TRAVAIL À FAIRE -
A: Extrayez de l'article sur les éléphants du Gabon tout le passage qui va de « TRT Afrika - Libreville, Gabon » jusqu'à « compte le continent. ».
B: Répondez à ces questions sur l'article sur les éléphants du Gabon :
(i) Quelle température est atteinte entre octobre et décembre ?
(ii) Combien d'éléphants le Gabon accueille-t-il ?
(iii) De quelle année date l'étude du ministère des Eaux et Forêts ?
C: D'après l'article sur les éléphants du Gabon, comment le général Brice Oligui Nguema a-t-il justifié l'autorisation de chasser les éléphants ?

====== TEXTE PROPOSÉ ======

Abattre un éléphant est désormais légal au Gabon/TRTAFRIKA

Par Jean-Rovys Dabany

TRT Afrika - Libreville, Gabon

Entre octobre et décembre, la température atteint 38 °C. Des troupeaux d’éléphants viennent rôder près du village Nzolendé, en quête d’eau et de nourriture. Ils se déplacent à la lisière du fleuve ivindo, au Gabon.

Bienvenue dans le parc de l’Ivindo, l’un des plus grands paradis pour les pachydermes.

Ce petit pays d’Afrique centrale accueille l’immense parc de l’Ivindo et la célèbre réserve de Minkebé, plus au nord, près du Cameroun, deux paradis pour les animaux. Le Gabon est devenu incontestablement le sanctuaire de l’éléphant d’Afrique centrale, acceuillant 95 000 éléphants, sur les 415 000 individus que compte le continent.

Ce qui ne manque pas de créer des conflits entre hommes et pachydermes.

Dans ce contexte, l’annonce des autorités, début décembre, d’autoriser la chasse des éléphants a provoqué une onde de choc. Le général Brice Oligui Nguema alors en tournée dans le pays a affirmé que les populations d’éléphants étaient devenues ingérables dans certaines régions du pays.

"J’ai écouté les cris sur le conflit Homme-Faune …). Le Comité des Transition et de la Restauration des Institutions est partant pour l’Humanité. Mais fallait- il laisser les éléphants détruire vos plantations et venir vous agresser ?", avait déclaré, début décembre, le général Oligui Nguema.D ans la région sud, les éléphants font régulièrement des raids sur les récoltes, causant d’énormes pertes aux agriculteurs.

D’après une étude du ministère des Eaux et Forêts, datant de 2020, les conflits entre humains et éléphants ont augmenté en nombre et en intensité, affectant de plus en plus les moyens de subsistance des habitants. Certains experts estiment même que le nombre des pachydermes a presque triplé en vingt ans et pourrait désormais atteindre 130 000.

Atténuer le conflit entre hommes et éléphants

Pour les autorités, se débarrasser des éléphants est une solution hâtive. "Une chasse réglementée aidera les communautés dans une certaine mesure, à atténuer les conflits entre hommes et éléphants", explique à TRT Afrika Eric Pougey, fonctionnaire et spécialiste des questions des conflits hommes et éléphants au ministère des Eaux et Forêts.

====== DONNÉES FOURNIES ======

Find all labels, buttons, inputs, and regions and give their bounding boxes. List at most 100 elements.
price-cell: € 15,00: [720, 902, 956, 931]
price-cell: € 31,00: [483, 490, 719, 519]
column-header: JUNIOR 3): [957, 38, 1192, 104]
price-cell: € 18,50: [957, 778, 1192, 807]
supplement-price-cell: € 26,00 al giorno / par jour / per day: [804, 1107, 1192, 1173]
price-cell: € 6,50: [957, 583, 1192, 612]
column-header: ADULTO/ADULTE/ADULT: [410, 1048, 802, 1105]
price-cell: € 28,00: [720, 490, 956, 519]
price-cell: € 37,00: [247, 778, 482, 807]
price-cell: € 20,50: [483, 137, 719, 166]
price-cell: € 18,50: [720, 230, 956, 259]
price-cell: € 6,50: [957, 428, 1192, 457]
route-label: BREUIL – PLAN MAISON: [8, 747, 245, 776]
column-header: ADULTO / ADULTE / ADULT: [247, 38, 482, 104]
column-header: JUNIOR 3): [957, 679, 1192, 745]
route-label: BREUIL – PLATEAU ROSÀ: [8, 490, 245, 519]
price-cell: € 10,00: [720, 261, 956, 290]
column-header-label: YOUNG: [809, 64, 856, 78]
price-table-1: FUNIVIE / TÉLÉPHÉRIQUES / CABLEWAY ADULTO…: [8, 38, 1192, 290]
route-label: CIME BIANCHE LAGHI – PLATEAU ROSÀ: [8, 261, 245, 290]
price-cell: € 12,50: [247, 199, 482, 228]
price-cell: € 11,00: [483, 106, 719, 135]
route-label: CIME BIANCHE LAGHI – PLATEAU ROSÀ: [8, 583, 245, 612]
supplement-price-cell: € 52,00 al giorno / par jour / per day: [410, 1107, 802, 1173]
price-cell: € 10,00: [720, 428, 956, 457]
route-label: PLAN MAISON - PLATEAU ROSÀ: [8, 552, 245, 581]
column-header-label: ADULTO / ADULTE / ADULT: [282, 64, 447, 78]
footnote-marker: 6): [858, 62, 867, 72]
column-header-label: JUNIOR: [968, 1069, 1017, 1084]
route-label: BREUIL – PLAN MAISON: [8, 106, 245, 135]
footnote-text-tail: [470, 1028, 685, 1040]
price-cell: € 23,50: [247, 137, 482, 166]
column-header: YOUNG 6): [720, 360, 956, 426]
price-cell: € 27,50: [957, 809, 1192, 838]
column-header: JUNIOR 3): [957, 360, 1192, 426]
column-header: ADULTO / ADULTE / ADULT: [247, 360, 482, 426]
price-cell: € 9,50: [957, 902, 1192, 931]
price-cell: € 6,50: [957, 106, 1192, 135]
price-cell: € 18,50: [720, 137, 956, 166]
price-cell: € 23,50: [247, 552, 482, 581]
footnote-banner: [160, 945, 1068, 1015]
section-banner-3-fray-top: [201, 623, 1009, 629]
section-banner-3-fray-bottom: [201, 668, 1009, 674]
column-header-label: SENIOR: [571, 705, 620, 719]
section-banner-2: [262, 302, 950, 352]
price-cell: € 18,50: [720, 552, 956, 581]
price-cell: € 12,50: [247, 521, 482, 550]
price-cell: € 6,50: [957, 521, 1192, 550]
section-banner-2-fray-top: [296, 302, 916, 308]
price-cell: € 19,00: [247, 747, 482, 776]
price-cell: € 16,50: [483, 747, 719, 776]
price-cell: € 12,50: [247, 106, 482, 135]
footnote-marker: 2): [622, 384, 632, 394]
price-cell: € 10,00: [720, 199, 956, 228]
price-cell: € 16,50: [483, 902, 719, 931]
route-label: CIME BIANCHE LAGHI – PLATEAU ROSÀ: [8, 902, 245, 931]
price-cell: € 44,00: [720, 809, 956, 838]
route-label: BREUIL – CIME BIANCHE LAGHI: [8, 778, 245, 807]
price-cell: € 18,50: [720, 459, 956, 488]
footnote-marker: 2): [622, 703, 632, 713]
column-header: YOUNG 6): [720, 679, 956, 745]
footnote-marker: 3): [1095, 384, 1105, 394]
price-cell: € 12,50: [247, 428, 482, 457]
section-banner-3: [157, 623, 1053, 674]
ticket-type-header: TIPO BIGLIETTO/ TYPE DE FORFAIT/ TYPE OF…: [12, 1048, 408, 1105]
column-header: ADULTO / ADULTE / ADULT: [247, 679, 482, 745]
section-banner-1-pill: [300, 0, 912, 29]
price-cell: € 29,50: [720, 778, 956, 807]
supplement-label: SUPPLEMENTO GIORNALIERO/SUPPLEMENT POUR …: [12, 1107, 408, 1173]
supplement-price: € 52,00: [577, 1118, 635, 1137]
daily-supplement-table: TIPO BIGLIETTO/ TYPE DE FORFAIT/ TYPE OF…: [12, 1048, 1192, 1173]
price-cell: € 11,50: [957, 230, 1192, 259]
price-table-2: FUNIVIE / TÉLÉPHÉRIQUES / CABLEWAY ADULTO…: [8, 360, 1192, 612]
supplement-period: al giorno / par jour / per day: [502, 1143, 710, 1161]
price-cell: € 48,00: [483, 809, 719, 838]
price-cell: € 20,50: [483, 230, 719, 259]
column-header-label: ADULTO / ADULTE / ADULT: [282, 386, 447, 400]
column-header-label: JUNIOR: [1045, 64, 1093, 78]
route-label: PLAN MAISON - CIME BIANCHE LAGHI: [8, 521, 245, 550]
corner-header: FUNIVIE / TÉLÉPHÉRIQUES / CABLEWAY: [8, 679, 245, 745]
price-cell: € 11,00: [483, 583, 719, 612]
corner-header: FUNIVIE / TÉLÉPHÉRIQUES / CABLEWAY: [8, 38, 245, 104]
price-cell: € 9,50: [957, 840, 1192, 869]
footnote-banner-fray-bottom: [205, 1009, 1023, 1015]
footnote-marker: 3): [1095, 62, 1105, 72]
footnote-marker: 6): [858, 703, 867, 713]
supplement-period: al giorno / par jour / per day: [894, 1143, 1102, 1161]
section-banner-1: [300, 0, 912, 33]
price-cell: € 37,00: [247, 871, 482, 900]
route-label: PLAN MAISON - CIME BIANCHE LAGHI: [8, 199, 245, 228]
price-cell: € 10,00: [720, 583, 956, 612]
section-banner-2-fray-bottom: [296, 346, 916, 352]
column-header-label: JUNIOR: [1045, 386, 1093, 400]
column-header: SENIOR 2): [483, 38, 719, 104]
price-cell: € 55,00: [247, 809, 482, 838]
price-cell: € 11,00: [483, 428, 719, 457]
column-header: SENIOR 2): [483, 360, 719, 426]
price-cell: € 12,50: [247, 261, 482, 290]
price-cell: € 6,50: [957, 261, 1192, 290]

======

RÉPONSES -
A:
TRT Afrika - Libreville, Gabon

Entre octobre et décembre, la température atteint 38 °C. Des troupeaux d’éléphants viennent rôder près du village Nzolendé, en quête d’eau et de nourriture. Ils se déplacent à la lisière du fleuve ivindo, au Gabon.

Bienvenue dans le parc de l’Ivindo, l’un des plus grands paradis pour les pachydermes.

Ce petit pays d’Afrique centrale accueille l’immense parc de l’Ivindo et la célèbre réserve de Minkebé, plus au nord, près du Cameroun, deux paradis pour les animaux. Le Gabon est devenu incontestablement le sanctuaire de l’éléphant d’Afrique centrale, acceuillant 95 000 éléphants, sur les 415 000 individus que compte le continent.

B:
(i) 38 °C.
(ii) 95 000 éléphants, sur les 415 000 que compte le continent.
(iii) 2020.

C: Il a affirmé que les populations d'éléphants étaient devenues ingérables dans certaines régions du pays. Il a ajouté qu'on ne pouvait pas laisser les éléphants détruire les plantations et agresser les habitants.